TASK DIRECTIONS: Output each line of the items below as a JSON array of strings, one string per line, dropping blank lines. Omit the pictures.
***** TASK INPUTS *****
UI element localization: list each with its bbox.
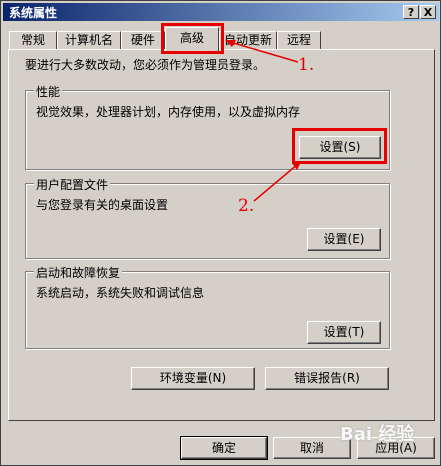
ok-button[interactable]: 确定 xyxy=(180,436,268,460)
tab-automatic-updates[interactable]: 自动更新 xyxy=(219,31,277,50)
error-reporting-button[interactable]: 错误报告(R) xyxy=(265,367,389,390)
window-title: 系统属性 xyxy=(9,6,58,20)
startup-recovery-description: 系统启动，系统失败和调试信息 xyxy=(36,286,205,300)
advanced-tab-highlight xyxy=(161,23,224,54)
startup-recovery-settings-button[interactable]: 设置(T) xyxy=(307,321,381,344)
help-button[interactable]: ? xyxy=(403,5,419,19)
performance-settings-highlight xyxy=(292,128,387,164)
tab-hardware[interactable]: 硬件 xyxy=(121,31,165,50)
tab-general[interactable]: 常规 xyxy=(9,31,57,50)
startup-recovery-label: 启动和故障恢复 xyxy=(34,264,123,281)
user-profiles-settings-button[interactable]: 设置(E) xyxy=(307,228,381,251)
user-profiles-label: 用户配置文件 xyxy=(34,176,111,193)
admin-notice: 要进行大多数改动，您必须作为管理员登录。 xyxy=(25,58,266,72)
tab-computer-name[interactable]: 计算机名 xyxy=(57,31,121,50)
performance-label: 性能 xyxy=(34,83,63,100)
title-bar[interactable]: 系统属性 ? X xyxy=(3,3,439,21)
environment-variables-button[interactable]: 环境变量(N) xyxy=(131,367,255,390)
baidu-watermark: Bai 经验 xyxy=(340,424,415,445)
user-profiles-description: 与您登录有关的桌面设置 xyxy=(36,198,169,212)
close-button[interactable]: X xyxy=(420,5,436,19)
step-2-label: 2. xyxy=(238,196,255,216)
step-1-label: 1. xyxy=(298,55,315,75)
tab-remote[interactable]: 远程 xyxy=(277,31,321,50)
performance-description: 视觉效果，处理器计划，内存使用，以及虚拟内存 xyxy=(36,105,301,119)
system-properties-window: 系统属性 ? X 常规 计算机名 硬件 高级 自动更新 远程 要进行大多数改动，… xyxy=(0,0,441,466)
*****
COMPLETED TASK:
[
  "UI element localization: list each with its bbox.",
  "ok-button[interactable]: 确定 xyxy=(180,436,268,460)",
  "tab-automatic-updates[interactable]: 自动更新 xyxy=(219,31,277,50)",
  "error-reporting-button[interactable]: 错误报告(R) xyxy=(265,367,389,390)",
  "window-title: 系统属性 xyxy=(9,6,58,20)",
  "startup-recovery-description: 系统启动，系统失败和调试信息 xyxy=(36,286,205,300)",
  "advanced-tab-highlight xyxy=(161,23,224,54)",
  "startup-recovery-settings-button[interactable]: 设置(T) xyxy=(307,321,381,344)",
  "help-button[interactable]: ? xyxy=(403,5,419,19)",
  "performance-settings-highlight xyxy=(292,128,387,164)",
  "tab-hardware[interactable]: 硬件 xyxy=(121,31,165,50)",
  "tab-general[interactable]: 常规 xyxy=(9,31,57,50)",
  "startup-recovery-label: 启动和故障恢复 xyxy=(34,264,123,281)",
  "user-profiles-settings-button[interactable]: 设置(E) xyxy=(307,228,381,251)",
  "user-profiles-label: 用户配置文件 xyxy=(34,176,111,193)",
  "admin-notice: 要进行大多数改动，您必须作为管理员登录。 xyxy=(25,58,266,72)",
  "tab-computer-name[interactable]: 计算机名 xyxy=(57,31,121,50)",
  "performance-label: 性能 xyxy=(34,83,63,100)",
  "title-bar[interactable]: 系统属性 ? X xyxy=(3,3,439,21)",
  "environment-variables-button[interactable]: 环境变量(N) xyxy=(131,367,255,390)",
  "baidu-watermark: Bai 经验 xyxy=(340,424,415,445)",
  "user-profiles-description: 与您登录有关的桌面设置 xyxy=(36,198,169,212)",
  "close-button[interactable]: X xyxy=(420,5,436,19)",
  "step-2-label: 2. xyxy=(238,196,255,216)",
  "step-1-label: 1. xyxy=(298,55,315,75)",
  "tab-remote[interactable]: 远程 xyxy=(277,31,321,50)",
  "performance-description: 视觉效果，处理器计划，内存使用，以及虚拟内存 xyxy=(36,105,301,119)",
  "system-properties-window: 系统属性 ? X 常规 计算机名 硬件 高级 自动更新 远程 要进行大多数改动，… xyxy=(0,0,441,466)"
]